(Beginning of GIVEN INFORMATION)
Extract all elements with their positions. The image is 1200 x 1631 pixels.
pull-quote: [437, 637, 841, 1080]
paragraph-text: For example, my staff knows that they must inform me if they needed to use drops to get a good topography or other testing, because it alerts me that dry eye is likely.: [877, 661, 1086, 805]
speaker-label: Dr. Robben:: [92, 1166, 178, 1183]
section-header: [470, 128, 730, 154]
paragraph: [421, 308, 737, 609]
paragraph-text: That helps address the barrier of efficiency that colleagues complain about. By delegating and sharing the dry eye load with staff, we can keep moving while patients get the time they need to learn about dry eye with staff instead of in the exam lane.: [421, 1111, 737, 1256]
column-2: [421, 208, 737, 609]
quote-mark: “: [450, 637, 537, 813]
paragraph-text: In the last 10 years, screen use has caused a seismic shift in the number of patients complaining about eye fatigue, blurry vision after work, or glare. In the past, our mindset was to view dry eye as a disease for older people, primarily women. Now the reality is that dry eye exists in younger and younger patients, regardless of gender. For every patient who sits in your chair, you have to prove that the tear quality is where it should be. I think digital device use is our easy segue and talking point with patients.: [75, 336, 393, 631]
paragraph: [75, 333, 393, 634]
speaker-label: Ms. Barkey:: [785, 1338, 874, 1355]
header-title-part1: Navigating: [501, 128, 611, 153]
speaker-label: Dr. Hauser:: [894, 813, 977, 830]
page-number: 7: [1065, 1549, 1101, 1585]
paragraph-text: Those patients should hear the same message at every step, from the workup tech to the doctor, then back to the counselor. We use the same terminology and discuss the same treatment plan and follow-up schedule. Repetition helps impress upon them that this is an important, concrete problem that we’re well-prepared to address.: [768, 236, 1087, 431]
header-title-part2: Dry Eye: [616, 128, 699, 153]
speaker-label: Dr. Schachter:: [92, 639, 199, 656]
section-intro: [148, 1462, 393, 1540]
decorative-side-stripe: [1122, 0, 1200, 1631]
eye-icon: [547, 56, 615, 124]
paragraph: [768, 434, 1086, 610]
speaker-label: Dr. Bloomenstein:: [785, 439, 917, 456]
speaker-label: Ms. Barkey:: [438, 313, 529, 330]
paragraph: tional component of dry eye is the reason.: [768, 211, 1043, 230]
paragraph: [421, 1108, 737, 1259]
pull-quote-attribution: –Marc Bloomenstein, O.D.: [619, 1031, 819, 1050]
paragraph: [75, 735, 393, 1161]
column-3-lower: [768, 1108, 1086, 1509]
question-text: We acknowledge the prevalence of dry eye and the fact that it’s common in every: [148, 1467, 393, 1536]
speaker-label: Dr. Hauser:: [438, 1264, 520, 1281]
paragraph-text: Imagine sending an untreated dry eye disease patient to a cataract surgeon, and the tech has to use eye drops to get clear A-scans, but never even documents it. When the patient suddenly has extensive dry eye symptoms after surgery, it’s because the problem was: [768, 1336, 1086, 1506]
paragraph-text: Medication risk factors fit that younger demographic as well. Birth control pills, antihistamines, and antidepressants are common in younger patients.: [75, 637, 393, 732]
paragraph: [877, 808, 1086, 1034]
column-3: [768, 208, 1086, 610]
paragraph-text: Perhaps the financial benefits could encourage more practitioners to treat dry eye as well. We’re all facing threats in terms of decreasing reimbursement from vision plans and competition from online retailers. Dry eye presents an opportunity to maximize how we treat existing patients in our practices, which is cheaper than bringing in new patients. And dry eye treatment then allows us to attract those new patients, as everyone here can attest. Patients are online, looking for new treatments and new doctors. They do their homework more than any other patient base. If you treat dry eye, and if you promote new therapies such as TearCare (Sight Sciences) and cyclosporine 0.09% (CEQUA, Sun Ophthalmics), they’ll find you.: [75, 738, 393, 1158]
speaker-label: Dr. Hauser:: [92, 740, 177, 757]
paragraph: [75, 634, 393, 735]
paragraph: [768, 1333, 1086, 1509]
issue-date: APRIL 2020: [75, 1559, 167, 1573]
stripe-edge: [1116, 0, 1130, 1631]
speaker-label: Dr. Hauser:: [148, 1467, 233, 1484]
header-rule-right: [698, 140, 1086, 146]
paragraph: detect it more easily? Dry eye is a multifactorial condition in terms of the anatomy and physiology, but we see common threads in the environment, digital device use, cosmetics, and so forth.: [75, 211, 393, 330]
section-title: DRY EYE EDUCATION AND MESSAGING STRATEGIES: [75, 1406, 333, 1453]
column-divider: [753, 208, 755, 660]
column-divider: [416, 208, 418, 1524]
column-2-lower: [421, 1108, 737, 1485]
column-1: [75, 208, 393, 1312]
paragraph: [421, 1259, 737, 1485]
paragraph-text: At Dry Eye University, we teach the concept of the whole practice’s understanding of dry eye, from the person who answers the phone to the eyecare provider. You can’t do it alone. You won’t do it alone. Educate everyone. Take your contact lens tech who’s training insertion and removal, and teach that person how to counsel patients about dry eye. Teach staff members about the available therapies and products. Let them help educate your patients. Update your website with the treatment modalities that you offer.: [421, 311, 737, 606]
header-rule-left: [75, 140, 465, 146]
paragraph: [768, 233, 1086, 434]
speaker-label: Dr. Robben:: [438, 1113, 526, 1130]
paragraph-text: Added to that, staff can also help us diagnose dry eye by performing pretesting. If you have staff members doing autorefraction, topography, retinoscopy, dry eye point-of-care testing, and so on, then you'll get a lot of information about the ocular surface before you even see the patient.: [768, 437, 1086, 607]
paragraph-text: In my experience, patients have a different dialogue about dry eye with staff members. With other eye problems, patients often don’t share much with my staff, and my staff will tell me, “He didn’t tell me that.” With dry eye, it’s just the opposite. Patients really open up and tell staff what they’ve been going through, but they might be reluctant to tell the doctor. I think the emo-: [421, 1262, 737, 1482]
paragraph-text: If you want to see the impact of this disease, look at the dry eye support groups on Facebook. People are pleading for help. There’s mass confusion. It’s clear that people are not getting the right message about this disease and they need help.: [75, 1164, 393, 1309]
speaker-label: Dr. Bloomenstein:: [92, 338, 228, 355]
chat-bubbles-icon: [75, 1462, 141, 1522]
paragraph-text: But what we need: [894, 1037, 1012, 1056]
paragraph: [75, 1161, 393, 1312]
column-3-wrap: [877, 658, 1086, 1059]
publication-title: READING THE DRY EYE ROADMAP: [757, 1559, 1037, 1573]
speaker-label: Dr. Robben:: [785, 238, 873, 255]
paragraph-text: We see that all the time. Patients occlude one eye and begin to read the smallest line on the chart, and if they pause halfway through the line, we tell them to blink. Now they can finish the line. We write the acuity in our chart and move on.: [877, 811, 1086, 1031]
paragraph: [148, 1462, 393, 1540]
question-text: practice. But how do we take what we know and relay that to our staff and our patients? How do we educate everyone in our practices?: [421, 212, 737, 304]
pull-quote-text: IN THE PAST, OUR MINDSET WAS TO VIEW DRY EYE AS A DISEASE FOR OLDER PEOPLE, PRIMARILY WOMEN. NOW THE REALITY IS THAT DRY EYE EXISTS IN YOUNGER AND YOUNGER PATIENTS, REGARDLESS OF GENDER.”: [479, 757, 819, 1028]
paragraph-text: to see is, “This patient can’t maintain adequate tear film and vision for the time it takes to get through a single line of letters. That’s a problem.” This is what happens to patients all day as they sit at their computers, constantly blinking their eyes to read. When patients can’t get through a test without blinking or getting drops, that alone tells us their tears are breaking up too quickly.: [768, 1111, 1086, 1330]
(End of GIVEN INFORMATION)
WORK TO COMPLETE: For each line above that contains the word "clear", give the line as it is written.

WORKED SOLUTION:
paragraph-text: Imagine sending an untreated dry eye disease patient to a cataract surgeon, and the tech has to use eye drops to get clear A-scans, but never even documents it. When the patient suddenly has extensive dry eye symptoms after surgery, it’s because the problem was: [768, 1336, 1086, 1506]
paragraph-text: If you want to see the impact of this disease, look at the dry eye support groups on Facebook. People are pleading for help. There’s mass confusion. It’s clear that people are not getting the right message about this disease and they need help.: [75, 1164, 393, 1309]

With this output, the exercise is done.